[The task]
Below are some records; reproduce every one of them exactly.

(Extracted data entries)
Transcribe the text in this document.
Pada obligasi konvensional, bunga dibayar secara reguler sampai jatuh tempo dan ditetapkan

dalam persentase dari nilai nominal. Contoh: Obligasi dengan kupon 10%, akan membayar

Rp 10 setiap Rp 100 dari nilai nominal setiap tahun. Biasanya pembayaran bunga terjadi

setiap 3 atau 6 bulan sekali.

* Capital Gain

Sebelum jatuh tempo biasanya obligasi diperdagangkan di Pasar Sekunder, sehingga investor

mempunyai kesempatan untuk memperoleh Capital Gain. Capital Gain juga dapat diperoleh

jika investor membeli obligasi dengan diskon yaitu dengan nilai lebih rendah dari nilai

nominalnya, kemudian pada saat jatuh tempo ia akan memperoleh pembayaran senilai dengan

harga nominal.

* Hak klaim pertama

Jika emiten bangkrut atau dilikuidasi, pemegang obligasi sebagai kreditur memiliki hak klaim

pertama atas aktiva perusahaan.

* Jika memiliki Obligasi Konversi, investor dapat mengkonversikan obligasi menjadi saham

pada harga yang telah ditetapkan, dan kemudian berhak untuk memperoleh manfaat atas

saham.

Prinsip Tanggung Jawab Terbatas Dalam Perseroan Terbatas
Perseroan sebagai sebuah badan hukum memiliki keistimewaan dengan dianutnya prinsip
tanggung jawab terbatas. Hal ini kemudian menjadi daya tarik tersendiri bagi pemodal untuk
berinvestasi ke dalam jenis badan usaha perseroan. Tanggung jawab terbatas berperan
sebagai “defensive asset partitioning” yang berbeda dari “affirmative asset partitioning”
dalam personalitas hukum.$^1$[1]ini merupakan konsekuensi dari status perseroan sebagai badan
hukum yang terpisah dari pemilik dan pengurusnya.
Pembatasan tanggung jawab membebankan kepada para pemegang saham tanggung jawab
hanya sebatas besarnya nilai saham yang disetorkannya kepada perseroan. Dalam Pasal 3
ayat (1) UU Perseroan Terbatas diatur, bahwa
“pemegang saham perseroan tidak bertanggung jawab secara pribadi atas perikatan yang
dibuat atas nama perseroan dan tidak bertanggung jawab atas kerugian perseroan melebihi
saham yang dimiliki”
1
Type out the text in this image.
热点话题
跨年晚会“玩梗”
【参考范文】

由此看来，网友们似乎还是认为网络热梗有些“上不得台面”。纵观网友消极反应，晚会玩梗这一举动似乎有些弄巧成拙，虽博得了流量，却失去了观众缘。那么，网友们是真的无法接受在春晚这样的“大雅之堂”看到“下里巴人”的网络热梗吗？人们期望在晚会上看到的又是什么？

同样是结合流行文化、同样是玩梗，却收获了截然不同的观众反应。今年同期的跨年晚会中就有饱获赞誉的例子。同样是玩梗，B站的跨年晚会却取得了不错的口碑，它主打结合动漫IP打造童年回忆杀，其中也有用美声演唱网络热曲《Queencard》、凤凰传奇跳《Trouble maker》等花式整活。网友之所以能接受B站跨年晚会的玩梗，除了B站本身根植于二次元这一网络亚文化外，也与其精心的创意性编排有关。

[Exercise output]
Transcribe the text in this document.
Pada obligasi konvensional, bunga dibayar secara reguler sampai jatuh tempo dan ditetapkan

dalam persentase dari nilai nominal. Contoh: Obligasi dengan kupon 10%, akan membayar

Rp 10 setiap Rp 100 dari nilai nominal setiap tahun. Biasanya pembayaran bunga terjadi

setiap 3 atau 6 bulan sekali.

* Capital Gain

Sebelum jatuh tempo biasanya obligasi diperdagangkan di Pasar Sekunder, sehingga investor

mempunyai kesempatan untuk memperoleh Capital Gain. Capital Gain juga dapat diperoleh

jika investor membeli obligasi dengan diskon yaitu dengan nilai lebih rendah dari nilai

nominalnya, kemudian pada saat jatuh tempo ia akan memperoleh pembayaran senilai dengan

harga nominal.

* Hak klaim pertama

Jika emiten bangkrut atau dilikuidasi, pemegang obligasi sebagai kreditur memiliki hak klaim

pertama atas aktiva perusahaan.

* Jika memiliki Obligasi Konversi, investor dapat mengkonversikan obligasi menjadi saham

pada harga yang telah ditetapkan, dan kemudian berhak untuk memperoleh manfaat atas

saham.

Prinsip Tanggung Jawab Terbatas Dalam Perseroan Terbatas
Perseroan sebagai sebuah badan hukum memiliki keistimewaan dengan dianutnya prinsip
tanggung jawab terbatas. Hal ini kemudian menjadi daya tarik tersendiri bagi pemodal untuk
berinvestasi ke dalam jenis badan usaha perseroan. Tanggung jawab terbatas berperan
sebagai “defensive asset partitioning” yang berbeda dari “affirmative asset partitioning”
dalam personalitas hukum.$^1$[1]ini merupakan konsekuensi dari status perseroan sebagai badan
hukum yang terpisah dari pemilik dan pengurusnya.
Pembatasan tanggung jawab membebankan kepada para pemegang saham tanggung jawab
hanya sebatas besarnya nilai saham yang disetorkannya kepada perseroan. Dalam Pasal 3
ayat (1) UU Perseroan Terbatas diatur, bahwa
“pemegang saham perseroan tidak bertanggung jawab secara pribadi atas perikatan yang
dibuat atas nama perseroan dan tidak bertanggung jawab atas kerugian perseroan melebihi
saham yang dimiliki”
1
Type out the text in this image.
热点话题
跨年晚会“玩梗”
【参考范文】

由此看来，网友们似乎还是认为网络热梗有些“上不得台面”。纵观网友消极反应，晚会玩梗这一举动似乎有些弄巧成拙，虽博得了流量，却失去了观众缘。那么，网友们是真的无法接受在春晚这样的“大雅之堂”看到“下里巴人”的网络热梗吗？人们期望在晚会上看到的又是什么？

同样是结合流行文化、同样是玩梗，却收获了截然不同的观众反应。今年同期的跨年晚会中就有饱获赞誉的例子。同样是玩梗，B站的跨年晚会却取得了不错的口碑，它主打结合动漫IP打造童年回忆杀，其中也有用美声演唱网络热曲《Queencard》、凤凰传奇跳《Trouble maker》等花式整活。网友之所以能接受B站跨年晚会的玩梗，除了B站本身根植于二次元这一网络亚文化外，也与其精心的创意性编排有关。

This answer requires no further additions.